▸ **Problem description**: Return all lines below containing the word "population".

# Start of Record extracts

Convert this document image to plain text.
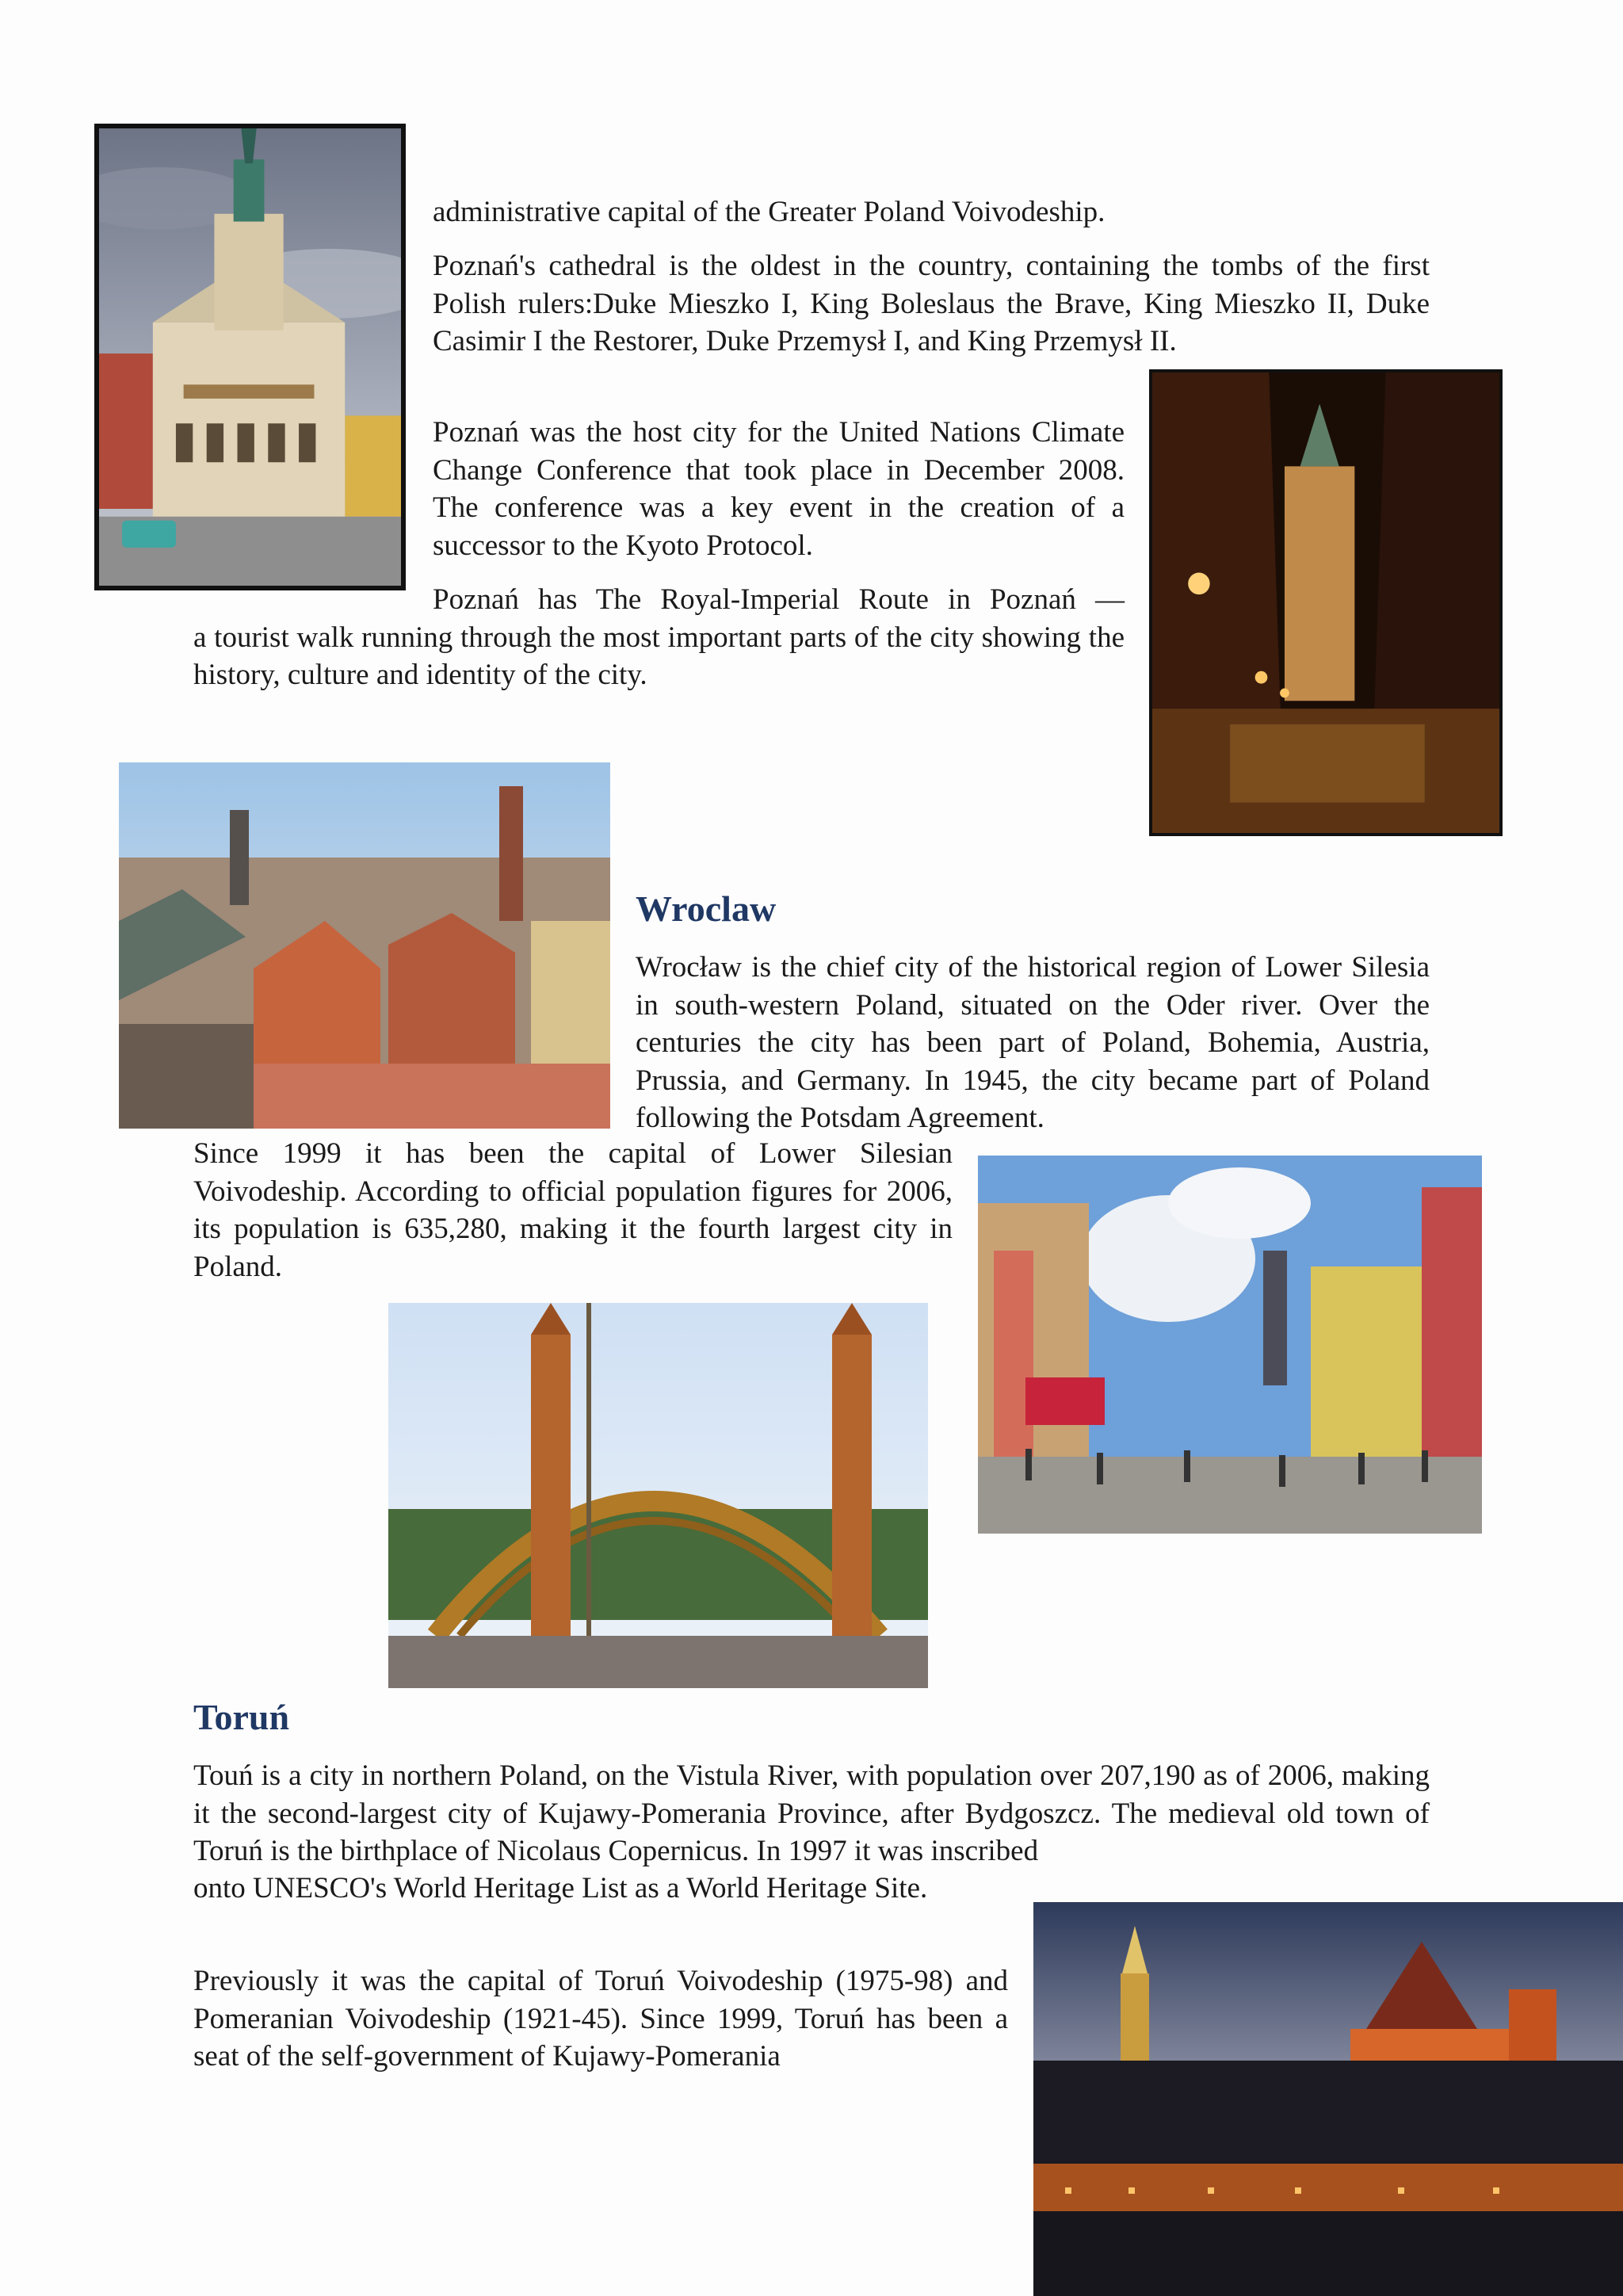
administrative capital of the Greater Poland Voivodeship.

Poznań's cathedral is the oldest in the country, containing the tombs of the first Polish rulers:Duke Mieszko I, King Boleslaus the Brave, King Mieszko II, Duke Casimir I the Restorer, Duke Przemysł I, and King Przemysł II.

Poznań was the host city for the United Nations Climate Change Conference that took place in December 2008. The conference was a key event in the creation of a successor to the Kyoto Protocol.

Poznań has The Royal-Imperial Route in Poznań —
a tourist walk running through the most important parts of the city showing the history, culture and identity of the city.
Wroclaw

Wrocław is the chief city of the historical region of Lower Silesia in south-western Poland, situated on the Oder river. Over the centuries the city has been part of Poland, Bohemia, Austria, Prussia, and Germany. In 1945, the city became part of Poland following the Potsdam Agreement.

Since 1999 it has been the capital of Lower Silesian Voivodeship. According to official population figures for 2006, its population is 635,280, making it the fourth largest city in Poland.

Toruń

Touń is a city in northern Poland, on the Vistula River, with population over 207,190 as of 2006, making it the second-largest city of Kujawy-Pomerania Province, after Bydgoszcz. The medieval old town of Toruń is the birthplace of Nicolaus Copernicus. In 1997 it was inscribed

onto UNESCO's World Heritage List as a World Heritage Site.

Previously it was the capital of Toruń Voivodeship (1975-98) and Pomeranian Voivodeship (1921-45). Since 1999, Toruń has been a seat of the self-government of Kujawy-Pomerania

# End of Record extracts
# Start of Record extracts

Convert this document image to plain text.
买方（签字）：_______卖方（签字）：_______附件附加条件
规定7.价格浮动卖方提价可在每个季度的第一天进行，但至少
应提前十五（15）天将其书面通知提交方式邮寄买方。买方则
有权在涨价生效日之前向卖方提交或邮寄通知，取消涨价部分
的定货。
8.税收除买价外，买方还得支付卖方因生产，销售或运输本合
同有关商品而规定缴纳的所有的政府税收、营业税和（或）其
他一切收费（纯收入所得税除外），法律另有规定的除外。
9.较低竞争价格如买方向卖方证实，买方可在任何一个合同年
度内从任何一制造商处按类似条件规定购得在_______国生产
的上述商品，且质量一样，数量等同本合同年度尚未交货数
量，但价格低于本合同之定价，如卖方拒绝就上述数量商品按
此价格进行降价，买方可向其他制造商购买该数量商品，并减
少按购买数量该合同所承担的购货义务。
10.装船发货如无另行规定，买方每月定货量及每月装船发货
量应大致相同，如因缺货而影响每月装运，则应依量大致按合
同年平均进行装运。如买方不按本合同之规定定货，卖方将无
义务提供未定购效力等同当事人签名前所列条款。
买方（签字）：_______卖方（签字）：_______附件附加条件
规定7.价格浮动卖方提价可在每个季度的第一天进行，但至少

# End of Record extracts

▸ **Exercise response**:
Since 1999 it has been the capital of Lower Silesian Voivodeship. According to official population figures for 2006, its population is 635,280, making it the fourth largest city in Poland.
Touń is a city in northern Poland, on the Vistula River, with population over 207,190 as of 2006, making it the second-largest city of Kujawy-Pomerania Province, after Bydgoszcz. The medieval old town of Toruń is the birthplace of Nicolaus Copernicus. In 1997 it was inscribed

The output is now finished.